* _Aim_
Look for "Topics" in the listing below. Gather each line that contains it.

* _Records provided_
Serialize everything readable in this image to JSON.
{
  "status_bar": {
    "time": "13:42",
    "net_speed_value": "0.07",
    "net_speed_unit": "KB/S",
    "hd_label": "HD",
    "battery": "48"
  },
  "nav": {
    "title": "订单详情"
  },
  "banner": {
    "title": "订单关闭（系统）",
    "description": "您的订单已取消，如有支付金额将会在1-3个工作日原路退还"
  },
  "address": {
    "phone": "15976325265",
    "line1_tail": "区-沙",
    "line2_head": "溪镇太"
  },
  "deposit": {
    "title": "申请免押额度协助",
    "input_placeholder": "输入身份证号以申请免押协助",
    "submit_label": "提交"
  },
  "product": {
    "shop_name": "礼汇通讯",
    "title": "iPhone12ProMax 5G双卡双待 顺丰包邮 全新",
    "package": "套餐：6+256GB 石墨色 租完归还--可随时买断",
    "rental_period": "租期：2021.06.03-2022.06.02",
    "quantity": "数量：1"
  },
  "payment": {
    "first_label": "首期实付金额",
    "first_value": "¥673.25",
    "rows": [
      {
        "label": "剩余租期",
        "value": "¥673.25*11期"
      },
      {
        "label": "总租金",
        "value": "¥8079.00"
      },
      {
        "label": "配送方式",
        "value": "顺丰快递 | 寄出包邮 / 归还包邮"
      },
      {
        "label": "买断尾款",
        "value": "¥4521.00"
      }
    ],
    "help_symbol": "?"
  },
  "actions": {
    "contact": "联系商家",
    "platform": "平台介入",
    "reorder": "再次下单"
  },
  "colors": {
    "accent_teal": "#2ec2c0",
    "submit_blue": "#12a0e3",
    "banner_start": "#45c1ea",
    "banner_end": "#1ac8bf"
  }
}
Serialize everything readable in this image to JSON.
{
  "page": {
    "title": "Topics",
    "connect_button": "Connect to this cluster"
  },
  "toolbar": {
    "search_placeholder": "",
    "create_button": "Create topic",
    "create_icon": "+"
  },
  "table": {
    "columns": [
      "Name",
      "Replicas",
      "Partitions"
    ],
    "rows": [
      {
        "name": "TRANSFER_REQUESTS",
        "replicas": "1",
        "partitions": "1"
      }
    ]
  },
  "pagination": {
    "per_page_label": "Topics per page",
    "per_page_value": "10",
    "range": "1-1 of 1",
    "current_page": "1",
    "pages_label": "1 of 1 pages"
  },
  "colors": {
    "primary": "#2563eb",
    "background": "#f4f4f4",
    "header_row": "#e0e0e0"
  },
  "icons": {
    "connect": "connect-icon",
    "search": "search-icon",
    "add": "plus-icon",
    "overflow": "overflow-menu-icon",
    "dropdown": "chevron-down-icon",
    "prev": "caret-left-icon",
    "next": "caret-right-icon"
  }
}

* _Correct answer_
    "title": "Topics",
    "per_page_label": "Topics per page",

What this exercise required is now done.